**Dataset records**
◇ ◇ ◇ ◇ ◇

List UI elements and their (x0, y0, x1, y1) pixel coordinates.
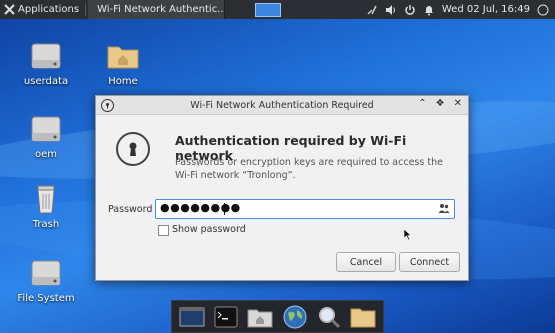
desktop-icon-label: userdata (23, 76, 69, 87)
mouse-pointer-icon (404, 229, 412, 240)
desktop-icon-trash[interactable]: Trash (14, 183, 78, 230)
xfce-logo-icon (4, 4, 15, 15)
shade-icon[interactable]: ⌃ (418, 98, 426, 109)
close-icon[interactable]: ✕ (454, 98, 462, 109)
password-label: Password (108, 204, 153, 215)
password-storage-icon[interactable] (438, 203, 450, 214)
power-icon[interactable] (404, 4, 416, 16)
dialog-description: Passwords or encryption keys are require… (175, 157, 443, 181)
applications-menu[interactable]: Applications (0, 0, 83, 19)
connect-button[interactable]: Connect (399, 252, 460, 272)
maximize-icon[interactable]: ❖ (436, 98, 445, 109)
top-panel: Applications Wi-Fi Network Authentic... … (0, 0, 555, 19)
notification-bell-icon[interactable] (423, 4, 435, 16)
desktop-icon-oem[interactable]: oem (14, 113, 78, 160)
cancel-button[interactable]: Cancel (336, 252, 396, 272)
folder-icon[interactable] (349, 304, 377, 330)
show-desktop-icon[interactable] (178, 304, 206, 330)
folder-home-icon (106, 40, 140, 72)
drive-icon (29, 40, 63, 72)
file-manager-icon[interactable] (246, 304, 274, 330)
separator (85, 3, 87, 16)
show-password-label[interactable]: Show password (172, 224, 246, 235)
applications-label: Applications (18, 4, 80, 15)
system-tray: Wed 02 Jul, 16:49 (366, 4, 555, 16)
network-icon[interactable] (366, 4, 378, 16)
text-caret (224, 203, 225, 215)
user-menu-icon[interactable] (537, 4, 549, 16)
volume-icon[interactable] (385, 4, 397, 16)
taskbar-window-title: Wi-Fi Network Authentic... (97, 4, 226, 15)
taskbar-window-button[interactable]: Wi-Fi Network Authentic... (88, 0, 226, 19)
window-controls: ⌃ ❖ ✕ (418, 98, 462, 109)
desktop-icon-label: File System (17, 293, 75, 304)
show-password-checkbox[interactable] (158, 225, 169, 236)
clock[interactable]: Wed 02 Jul, 16:49 (442, 4, 530, 15)
password-value: ●●●●●●●● (160, 201, 241, 214)
workspace-switcher[interactable] (255, 2, 282, 17)
trash-icon (29, 183, 63, 215)
desktop-icon-label: Home (108, 76, 138, 87)
terminal-icon[interactable] (212, 304, 240, 330)
desktop-icon-file-system[interactable]: File System (14, 257, 78, 304)
drive-icon (29, 257, 63, 289)
wifi-auth-dialog: Wi-Fi Network Authentication Required ⌃ … (95, 95, 469, 281)
desktop-icon-userdata[interactable]: userdata (14, 40, 78, 87)
password-input[interactable]: ●●●●●●●● (155, 199, 455, 219)
dialog-title: Wi-Fi Network Authentication Required (190, 99, 374, 111)
desktop-icon-home[interactable]: Home (91, 40, 155, 87)
desktop-icon-label: oem (34, 149, 57, 160)
search-icon[interactable] (315, 304, 343, 330)
drive-icon (29, 113, 63, 145)
dialog-titlebar[interactable]: Wi-Fi Network Authentication Required ⌃ … (96, 96, 468, 115)
keyhole-icon (116, 132, 150, 166)
dock (171, 300, 384, 333)
web-browser-icon[interactable] (281, 304, 309, 330)
desktop-icon-label: Trash (32, 219, 60, 230)
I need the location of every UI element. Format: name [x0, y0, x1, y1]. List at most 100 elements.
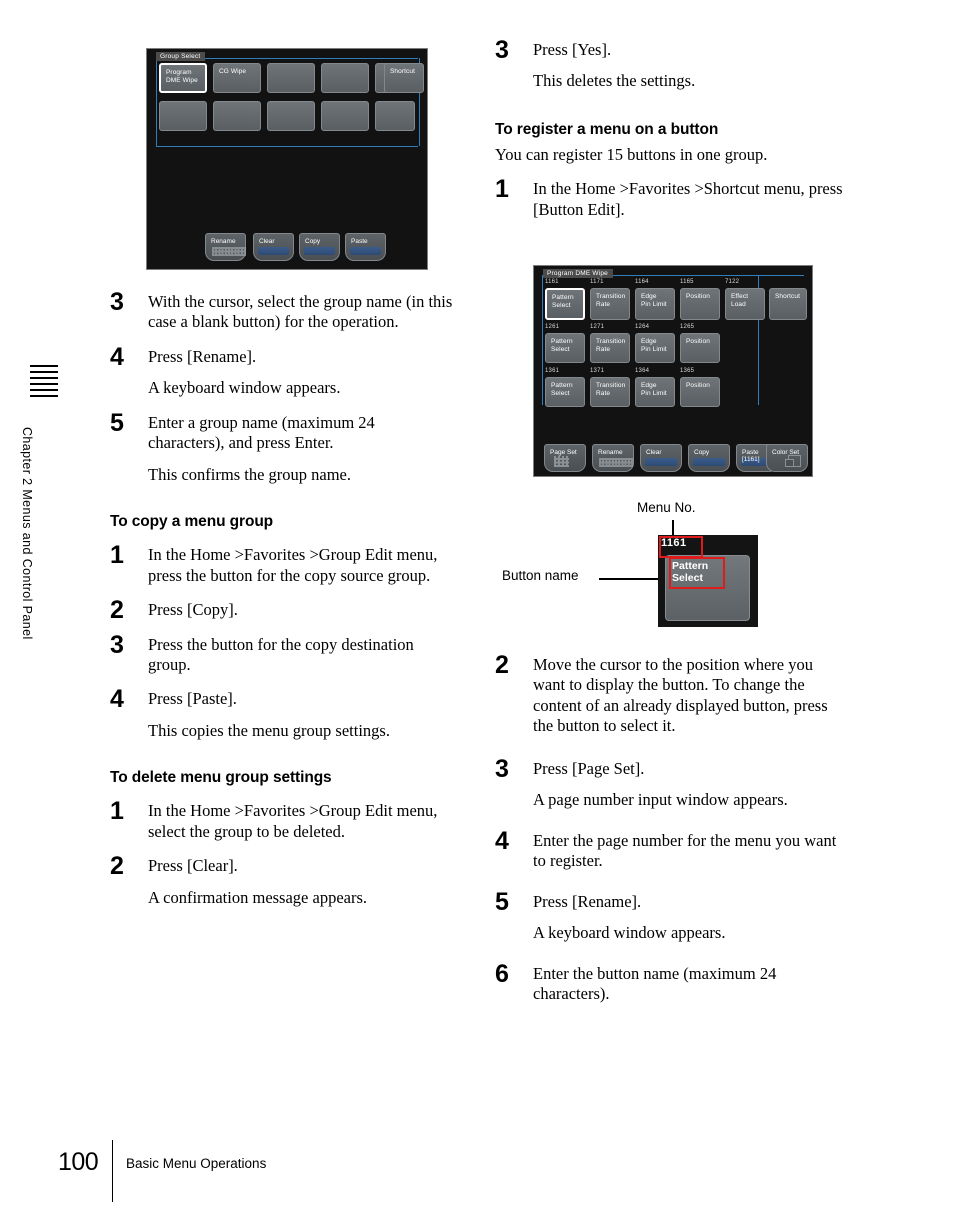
clear-label: Clear	[259, 238, 275, 245]
copy-step-2: 2 Press [Copy].	[110, 596, 455, 624]
menu-button-edge-pin-limit[interactable]: Edge Pin Limit	[635, 333, 675, 363]
step-text: In the Home >Favorites >Group Edit menu,…	[148, 801, 438, 841]
step-note: A keyboard window appears.	[148, 378, 341, 398]
step-text: Press [Paste].	[148, 689, 237, 709]
button-line1: Transition	[596, 293, 626, 300]
button-line1: Transition	[596, 338, 626, 345]
page-footer: 100 Basic Menu Operations	[0, 1140, 954, 1202]
step-number: 5	[110, 408, 124, 437]
step-text: Move the cursor to the position where yo…	[533, 655, 828, 736]
menu-button-effect-load[interactable]: Effect Load	[725, 288, 765, 320]
step-number: 2	[110, 852, 124, 881]
copy-button[interactable]: Copy	[299, 233, 340, 261]
group-button-blank[interactable]	[267, 101, 315, 131]
copy-button[interactable]: Copy	[688, 444, 730, 472]
rename-button[interactable]: Rename	[205, 233, 246, 261]
rename-label: Rename	[211, 238, 236, 245]
menu-button-position[interactable]: Position	[680, 288, 720, 320]
section-heading-copy-group: To copy a menu group	[110, 513, 274, 531]
shortcut-label: Shortcut	[390, 68, 416, 75]
step-3: 3 With the cursor, select the group name…	[110, 288, 455, 333]
step-note: This confirms the group name.	[148, 464, 351, 484]
step-note: A confirmation message appears.	[148, 887, 368, 907]
group-button-line2: DME Wipe	[166, 76, 198, 84]
button-line2: Pin Limit	[641, 345, 667, 353]
right-step-3: 3 Press [Yes].	[495, 36, 845, 64]
chapter-side-tab: Chapter 2 Menus and Control Panel	[20, 365, 64, 685]
button-line2: Select	[551, 389, 570, 397]
step-text: Press the button for the copy destinatio…	[148, 634, 414, 674]
menu-button-pattern-select[interactable]: Pattern Select	[545, 288, 585, 320]
shortcut-label: Shortcut	[775, 293, 801, 300]
chapter-label: Chapter 2 Menus and Control Panel	[20, 427, 34, 640]
group-button-blank[interactable]	[267, 63, 315, 93]
register-step-3: 3 Press [Page Set].	[495, 755, 845, 783]
group-button-blank[interactable]	[159, 101, 207, 131]
shortcut-button[interactable]: Shortcut	[384, 63, 424, 93]
menu-button-position[interactable]: Position	[680, 333, 720, 363]
clear-label: Clear	[646, 449, 662, 456]
step-text: With the cursor, select the group name (…	[148, 292, 453, 332]
group-button-blank[interactable]	[375, 101, 415, 131]
menu-button-transition-rate[interactable]: Transition Rate	[590, 333, 630, 363]
step-number: 5	[495, 887, 509, 916]
step-note: A keyboard window appears.	[533, 923, 726, 943]
button-line2: Select	[552, 301, 571, 309]
step-number: 2	[110, 596, 124, 625]
color-set-button[interactable]: Color Set	[766, 444, 808, 472]
clear-button[interactable]: Clear	[253, 233, 294, 261]
button-line2: Rate	[596, 389, 611, 397]
button-name-leader-line	[599, 578, 661, 580]
copy-label: Copy	[305, 238, 321, 245]
menu-button-pattern-select[interactable]: Pattern Select	[545, 333, 585, 363]
figure-button-edit-screen: Program DME Wipe 1161 Pattern Select 117…	[533, 265, 813, 477]
rename-label: Rename	[598, 449, 623, 456]
copy-step-4: 4 Press [Paste].	[110, 685, 455, 713]
section-heading-delete-group: To delete menu group settings	[110, 769, 332, 787]
menu-number: 1164	[635, 279, 649, 285]
group-button-program-dme-wipe[interactable]: Program DME Wipe	[159, 63, 207, 93]
step-4: 4 Press [Rename].	[110, 343, 455, 371]
step-text: Enter the button name (maximum 24 charac…	[533, 963, 777, 1003]
register-step-2: 2 Move the cursor to the position where …	[495, 651, 845, 737]
button-line2: Pin Limit	[641, 389, 667, 397]
shortcut-button[interactable]: Shortcut	[769, 288, 807, 320]
menu-button-position[interactable]: Position	[680, 377, 720, 407]
group-button-cg-wipe[interactable]: CG Wipe	[213, 63, 261, 93]
group-select-title: Group Select	[156, 52, 206, 61]
button-line2: Load	[731, 300, 746, 308]
button-line2: Pin Limit	[641, 300, 667, 308]
menu-button-pattern-select[interactable]: Pattern Select	[545, 377, 585, 407]
button-edit-title: Program DME Wipe	[543, 269, 613, 278]
button-line1: Pattern	[551, 338, 573, 345]
paste-button[interactable]: Paste	[345, 233, 386, 261]
menu-button-edge-pin-limit[interactable]: Edge Pin Limit	[635, 288, 675, 320]
step-number: 1	[110, 797, 124, 826]
menu-number: 1361	[545, 368, 560, 374]
color-swatch-icon	[785, 455, 801, 467]
running-head: Basic Menu Operations	[126, 1156, 267, 1171]
step-number: 4	[110, 685, 124, 714]
step-text: Press [Rename].	[533, 891, 642, 911]
clear-button[interactable]: Clear	[640, 444, 682, 472]
rename-button[interactable]: Rename	[592, 444, 634, 472]
group-button-blank[interactable]	[321, 101, 369, 131]
menu-button-transition-rate[interactable]: Transition Rate	[590, 377, 630, 407]
keyboard-icon	[212, 247, 246, 256]
menu-button-transition-rate[interactable]: Transition Rate	[590, 288, 630, 320]
menu-button-edge-pin-limit[interactable]: Edge Pin Limit	[635, 377, 675, 407]
step-number: 3	[110, 630, 124, 659]
footer-divider	[112, 1140, 113, 1202]
button-line1: Position	[686, 293, 710, 300]
menu-no-highlight-box	[659, 536, 703, 558]
step-number: 2	[495, 651, 509, 679]
figure-group-select-screen: Group Select Program DME Wipe CG Wipe Sh…	[146, 48, 428, 270]
group-button-blank[interactable]	[321, 63, 369, 93]
button-line1: Edge	[641, 293, 657, 300]
step-text: Press [Rename].	[148, 346, 257, 366]
delete-step-1: 1 In the Home >Favorites >Group Edit men…	[110, 797, 455, 842]
menu-number: 1264	[635, 324, 650, 330]
page-set-button[interactable]: Page Set	[544, 444, 586, 472]
step-text: In the Home >Favorites >Shortcut menu, p…	[533, 179, 843, 219]
group-button-blank[interactable]	[213, 101, 261, 131]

◇ ◇ ◇ ◇ ◇

**Exercise prompt**
Switch "userdata" to "shared" in the lines starting with the line with "desktop-icon-label: userdata (23, 76, 69, 87)" and going on through the line with "password-label: Password (108, 204, 153, 215)", with everything else left unchanged. Give only those lines.

**Written response**
desktop-icon-label: shared (23, 76, 69, 87)
mouse-pointer-icon (404, 229, 412, 240)
desktop-icon-trash[interactable]: Trash (14, 183, 78, 230)
xfce-logo-icon (4, 4, 15, 15)
shade-icon[interactable]: ⌃ (418, 98, 426, 109)
close-icon[interactable]: ✕ (454, 98, 462, 109)
password-label: Password (108, 204, 153, 215)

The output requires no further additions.